**Document**
==============================

Among the many prisoner-generated amenities was the camp newspaper, with Bob Doherty as its co-editor. It was in this capacity that he learned in July 1944 that the Russian army was pushing steadily westward and would soon overrun Stalag Luft VI. Word spread quickly through the barracks that the camp was to be evacuated.
The Germans moved rapidly. American POWs were transported by train to the port of Memel. The four-hour train ride in crowded, filthy boxcars was only a prelude of what was to come. In Memel, the GIs were herded aboard two steamships for a tortuous crossing of the Baltic Sea. Doherty remembered the two-day ordeal as a “terrible voyage,” made worse by the inhumanity of the German guards. Years later he said: “I remember in the hold of that ship, it was unbelievable. It was July, the heat was deplorable. They put a tarpaulin over the damn hold so that you couldn’t get any air. Then they would occasionally bring the tarpaulin back and put down buckets so that you could put cigarettes [for them] in the buckets. So the buckets would go up and they would come down again with water — hopefully they’d come down with water.”
Packed into the ship well below the water line, the prisoners were ever-mindful that a torpedo striking the vessel would quickly end their lives. But even then, Sgt. Doherty said, “You always count your blessings.” It could always be worse: “And I remember as bad as I felt . . . I saw one guy was hanging . . . on the inverted hull of the ship there with two rings, which evidently were meant to fasten cargo. And he had his two arms through those rings, like a crucified Christ, and he had an abcessed tooth. And his face was up — and he was in complete agony. And you just felt — stop feeling sorry for yourself!! Look at him! And there was always another him!”
Upon arrival at the German port of Swinemunde (in present-day Poland) on July 18, 1944, the prisoners were loaded into boxcars and taken to a small farming village deep in the forest between Gross Tychow and Kiefheide, about 25 miles from the Baltic. “We knew something was up,” said Doherty, “because we were being shackled, handcuffed.”
Watching the proceedings was the German commander of the guard, Captain Walther Pickhardt. In an episode that no man would ever forget, the prisoners were about to be force marched to Stalag Luft IV. Each man was shackled, wrist and ankle, to a fellow prisoner. Meanwhile Pickhardt’s men had placed machine guns at 50-yard intervals on both sides of the road. Also present were several young Kriegsmarine cadets, each restraining a snarling Alsatian hound held on a short leash. On command, the prisoners were told to run the gauntlet between the machine guns, and as they began, the lunging dogs were turned loose.

==============================

**Stored data**
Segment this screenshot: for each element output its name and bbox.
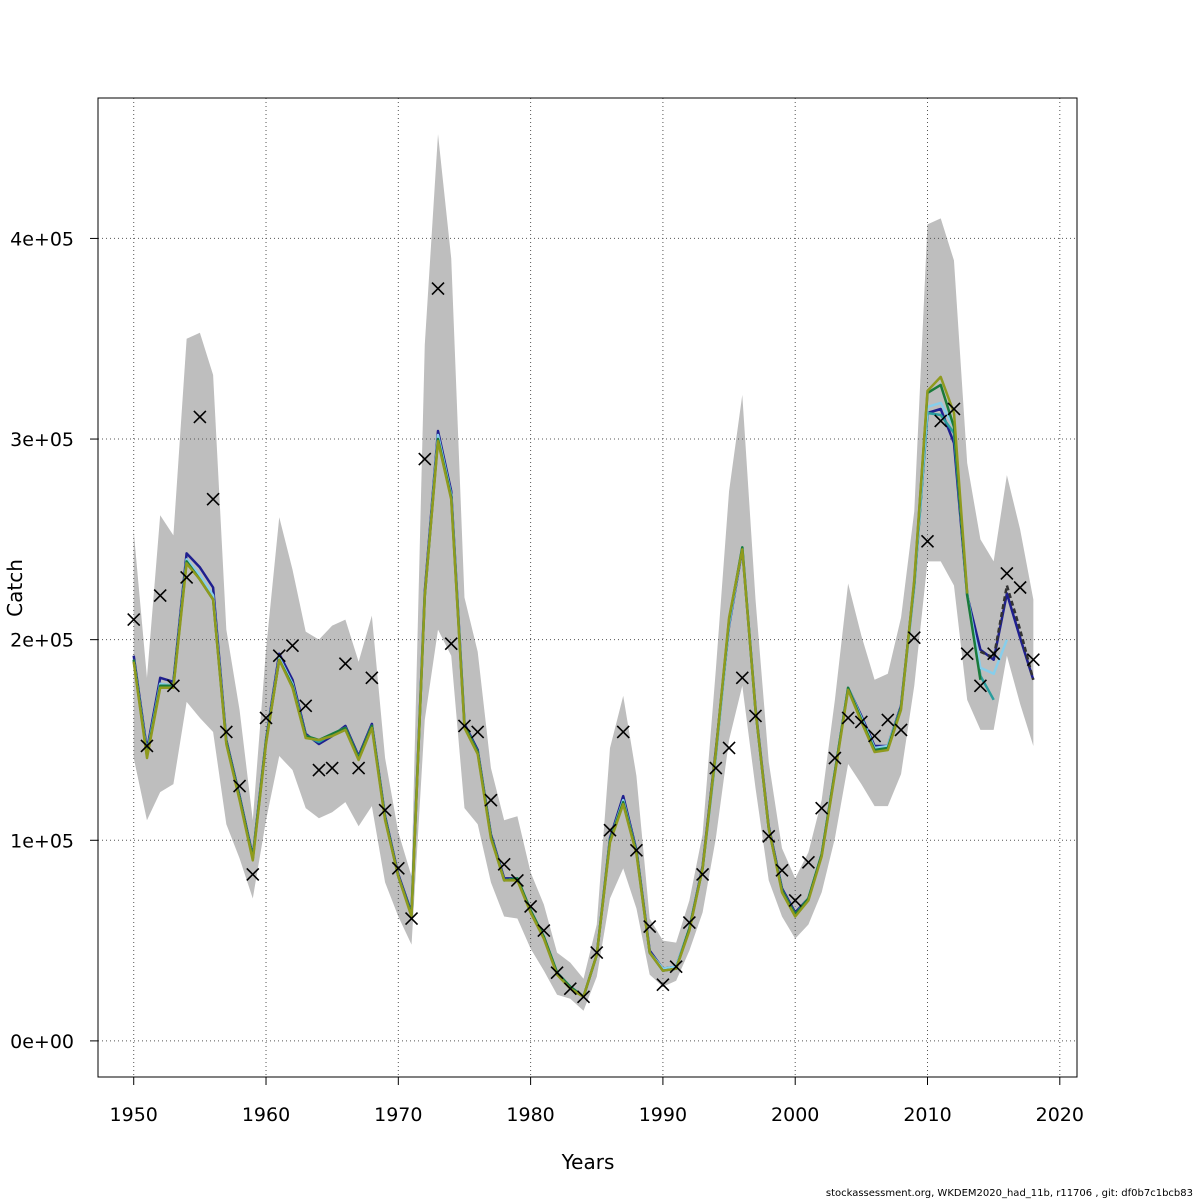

==============================

**Jobs**
1: Set down the passage of the account of the POW evacuation from Stalag Luft VI starting with "Watching the proceedings" and going on through "were turned loose.", word for word.
2: Pick up the account of the POW evacuation from Stalag Luft VI after its final sentence and write what comes next.

**Answers to the problems**
1:
Watching the proceedings was the German commander of the guard, Captain Walther Pickhardt. In an episode that no man would ever forget, the prisoners were about to be force marched to Stalag Luft IV. Each man was shackled, wrist and ankle, to a fellow prisoner. Meanwhile Pickhardt’s men had placed machine guns at 50-yard intervals on both sides of the road. Also present were several young Kriegsmarine cadets, each restraining a snarling Alsatian hound held on a short leash. On command, the prisoners were told to run the gauntlet between the machine guns, and as they began, the lunging dogs were turned loose.

2:
In his postwar life, Sgt. Doherty took up poetry, and in one verse he describes the awfulness of that moment:
Oh God, don’t make me bawl,
I know war’s war,
but this takes all.
Who could ever be so vile,
to prod with bayonets the while.
And threaten any sound,
with the fury of Alsatian hounds.
Many prisoners, already weak and exhausted from the journey, couldn’t keep pace with the forced march. If a man fell, it was up to the man shackled to him to coax, drag, pull or carry his partner, because if they stopped, the guards would beat them with rifle butts or prod them with bayonets. And in the din of curses and screams, there were the young cadets with the vicious dogs. Doherty immortalized them in verse:
Who could ever be so cruel,
kids who ought to be in school.
Brats who take their sport of us,
as we make our exodus,
from one plateau of Dante’s Hell,
to this new Silesian Cell.*
Years later he was still moved by what he saw from his fellow prisoners, most especially the “heroism that was unsung.” “Brother carried brother,” he said, and all suffered alike.
To the POWs this nightmare became known as The Great Race, or the Hydekrug Run, and they believed its purpose was to torment them into trying to bolt so that the German guards could shoot them down. But not one prisoner tried to escape, and Doherty estimated that there were about 150 cases of dog bite, as well as bayonet wounds, broken legs and other painful injuries. “If there were no deaths,” he said, “there were many crippling experiences, both mental and physical.”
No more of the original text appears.